What is needed: Gather each line of the entries below that includes "provide".

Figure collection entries
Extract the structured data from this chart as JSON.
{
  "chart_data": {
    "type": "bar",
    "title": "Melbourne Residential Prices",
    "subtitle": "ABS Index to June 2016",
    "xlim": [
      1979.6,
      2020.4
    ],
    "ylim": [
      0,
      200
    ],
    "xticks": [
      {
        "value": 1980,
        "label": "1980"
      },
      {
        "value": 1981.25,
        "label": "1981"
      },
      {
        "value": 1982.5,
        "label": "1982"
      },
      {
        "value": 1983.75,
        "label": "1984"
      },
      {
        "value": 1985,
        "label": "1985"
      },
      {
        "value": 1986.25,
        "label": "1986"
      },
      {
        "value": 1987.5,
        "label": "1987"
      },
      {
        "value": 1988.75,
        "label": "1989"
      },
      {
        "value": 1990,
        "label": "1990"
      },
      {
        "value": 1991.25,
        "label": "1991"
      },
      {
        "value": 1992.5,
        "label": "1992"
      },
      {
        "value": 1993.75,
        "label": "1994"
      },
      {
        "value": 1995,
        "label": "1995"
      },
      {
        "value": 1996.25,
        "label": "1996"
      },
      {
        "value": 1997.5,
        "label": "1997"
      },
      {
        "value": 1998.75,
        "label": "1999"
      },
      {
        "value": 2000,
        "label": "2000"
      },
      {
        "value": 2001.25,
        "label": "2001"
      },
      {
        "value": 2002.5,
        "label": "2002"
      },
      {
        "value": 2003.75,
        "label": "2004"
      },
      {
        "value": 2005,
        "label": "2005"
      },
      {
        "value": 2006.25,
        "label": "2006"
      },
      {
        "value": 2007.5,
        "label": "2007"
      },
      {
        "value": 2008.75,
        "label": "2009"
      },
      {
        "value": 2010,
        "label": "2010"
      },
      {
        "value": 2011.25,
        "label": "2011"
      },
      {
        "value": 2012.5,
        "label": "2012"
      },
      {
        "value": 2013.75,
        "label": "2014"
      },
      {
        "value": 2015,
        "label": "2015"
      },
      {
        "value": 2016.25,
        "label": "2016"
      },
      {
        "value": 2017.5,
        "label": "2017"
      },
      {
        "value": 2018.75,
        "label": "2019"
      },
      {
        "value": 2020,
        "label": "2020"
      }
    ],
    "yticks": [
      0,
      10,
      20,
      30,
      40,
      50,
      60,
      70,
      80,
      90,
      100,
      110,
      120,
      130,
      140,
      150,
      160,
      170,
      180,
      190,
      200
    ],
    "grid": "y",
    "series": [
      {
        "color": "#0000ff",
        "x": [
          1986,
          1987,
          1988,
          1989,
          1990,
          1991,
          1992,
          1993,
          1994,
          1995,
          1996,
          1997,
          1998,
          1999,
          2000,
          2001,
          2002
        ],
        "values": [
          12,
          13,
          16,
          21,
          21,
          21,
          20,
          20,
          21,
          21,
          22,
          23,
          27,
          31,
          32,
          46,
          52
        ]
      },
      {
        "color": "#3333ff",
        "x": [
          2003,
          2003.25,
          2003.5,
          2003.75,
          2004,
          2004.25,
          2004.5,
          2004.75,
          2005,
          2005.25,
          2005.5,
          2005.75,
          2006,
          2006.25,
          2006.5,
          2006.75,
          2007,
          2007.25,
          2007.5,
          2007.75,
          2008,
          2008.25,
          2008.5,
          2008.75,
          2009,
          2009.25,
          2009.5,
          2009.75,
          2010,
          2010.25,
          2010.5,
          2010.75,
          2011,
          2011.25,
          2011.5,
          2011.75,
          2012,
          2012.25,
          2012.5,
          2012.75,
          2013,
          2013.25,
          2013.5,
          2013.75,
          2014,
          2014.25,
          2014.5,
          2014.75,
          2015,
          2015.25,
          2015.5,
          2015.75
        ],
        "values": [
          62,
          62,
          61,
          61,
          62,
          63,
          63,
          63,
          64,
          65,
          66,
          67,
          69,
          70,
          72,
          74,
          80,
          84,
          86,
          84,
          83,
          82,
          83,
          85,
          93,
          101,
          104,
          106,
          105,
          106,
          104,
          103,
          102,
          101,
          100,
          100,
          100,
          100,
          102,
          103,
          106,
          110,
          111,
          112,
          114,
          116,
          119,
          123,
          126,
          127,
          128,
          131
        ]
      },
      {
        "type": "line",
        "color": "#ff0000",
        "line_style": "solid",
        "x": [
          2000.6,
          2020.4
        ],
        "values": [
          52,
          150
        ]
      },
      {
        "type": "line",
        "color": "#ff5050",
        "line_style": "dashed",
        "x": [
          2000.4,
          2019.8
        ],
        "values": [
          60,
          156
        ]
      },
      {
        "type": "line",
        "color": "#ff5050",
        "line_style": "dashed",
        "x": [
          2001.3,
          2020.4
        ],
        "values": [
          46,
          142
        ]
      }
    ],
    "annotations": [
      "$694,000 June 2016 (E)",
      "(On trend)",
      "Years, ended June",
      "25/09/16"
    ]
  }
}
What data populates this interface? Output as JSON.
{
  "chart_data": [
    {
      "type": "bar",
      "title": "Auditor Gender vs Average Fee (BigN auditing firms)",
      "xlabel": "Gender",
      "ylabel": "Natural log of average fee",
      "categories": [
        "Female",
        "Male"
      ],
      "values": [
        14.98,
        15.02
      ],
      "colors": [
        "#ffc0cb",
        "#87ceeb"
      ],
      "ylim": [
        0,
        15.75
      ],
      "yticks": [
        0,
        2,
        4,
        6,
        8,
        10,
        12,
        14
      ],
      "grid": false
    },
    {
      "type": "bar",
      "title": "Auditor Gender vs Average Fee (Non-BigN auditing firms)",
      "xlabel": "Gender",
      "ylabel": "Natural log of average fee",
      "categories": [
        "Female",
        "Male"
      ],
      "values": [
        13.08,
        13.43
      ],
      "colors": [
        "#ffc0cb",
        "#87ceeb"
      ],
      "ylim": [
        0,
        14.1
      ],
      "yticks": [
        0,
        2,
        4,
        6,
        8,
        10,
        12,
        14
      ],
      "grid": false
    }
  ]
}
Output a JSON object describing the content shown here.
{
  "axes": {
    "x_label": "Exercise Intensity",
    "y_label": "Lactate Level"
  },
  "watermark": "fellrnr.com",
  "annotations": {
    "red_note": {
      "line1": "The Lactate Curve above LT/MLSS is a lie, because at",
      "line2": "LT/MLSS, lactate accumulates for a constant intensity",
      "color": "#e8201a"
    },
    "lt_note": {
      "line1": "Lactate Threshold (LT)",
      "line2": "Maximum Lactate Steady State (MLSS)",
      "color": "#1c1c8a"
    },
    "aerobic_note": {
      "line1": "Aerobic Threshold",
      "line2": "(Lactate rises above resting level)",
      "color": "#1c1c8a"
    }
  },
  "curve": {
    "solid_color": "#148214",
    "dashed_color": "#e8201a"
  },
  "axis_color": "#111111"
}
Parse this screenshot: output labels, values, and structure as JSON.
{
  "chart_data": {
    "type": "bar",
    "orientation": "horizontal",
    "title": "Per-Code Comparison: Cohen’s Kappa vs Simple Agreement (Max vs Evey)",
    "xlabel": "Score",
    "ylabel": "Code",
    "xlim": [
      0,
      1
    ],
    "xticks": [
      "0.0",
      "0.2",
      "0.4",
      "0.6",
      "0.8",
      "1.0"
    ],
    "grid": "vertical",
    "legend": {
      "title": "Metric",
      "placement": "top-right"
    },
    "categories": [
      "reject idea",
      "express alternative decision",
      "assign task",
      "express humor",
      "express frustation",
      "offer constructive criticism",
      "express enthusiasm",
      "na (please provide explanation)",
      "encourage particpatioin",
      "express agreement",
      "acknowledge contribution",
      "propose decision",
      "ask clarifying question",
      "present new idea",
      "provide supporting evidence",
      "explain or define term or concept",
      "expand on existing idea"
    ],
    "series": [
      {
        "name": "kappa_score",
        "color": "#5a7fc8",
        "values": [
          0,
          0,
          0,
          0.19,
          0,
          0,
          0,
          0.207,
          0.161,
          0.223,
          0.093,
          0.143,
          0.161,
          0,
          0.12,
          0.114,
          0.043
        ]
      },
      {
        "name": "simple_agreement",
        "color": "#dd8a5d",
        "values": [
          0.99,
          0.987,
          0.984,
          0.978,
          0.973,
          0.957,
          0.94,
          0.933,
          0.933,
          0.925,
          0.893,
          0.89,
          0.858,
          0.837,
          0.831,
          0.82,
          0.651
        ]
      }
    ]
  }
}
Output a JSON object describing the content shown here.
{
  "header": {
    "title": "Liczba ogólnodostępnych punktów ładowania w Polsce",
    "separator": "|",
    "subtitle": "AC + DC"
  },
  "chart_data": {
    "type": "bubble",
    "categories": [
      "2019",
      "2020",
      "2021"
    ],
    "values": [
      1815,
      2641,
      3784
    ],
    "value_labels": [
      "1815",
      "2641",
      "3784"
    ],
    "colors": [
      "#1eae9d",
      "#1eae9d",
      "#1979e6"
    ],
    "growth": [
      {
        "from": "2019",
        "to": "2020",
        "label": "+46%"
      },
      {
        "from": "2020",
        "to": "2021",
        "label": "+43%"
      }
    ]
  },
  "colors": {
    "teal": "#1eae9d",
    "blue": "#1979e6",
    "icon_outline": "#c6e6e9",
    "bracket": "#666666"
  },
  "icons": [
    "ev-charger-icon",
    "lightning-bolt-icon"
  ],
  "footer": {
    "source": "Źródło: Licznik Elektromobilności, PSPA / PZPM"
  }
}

Solution to this task:
      "na (please provide explanation)",
      "provide supporting evidence",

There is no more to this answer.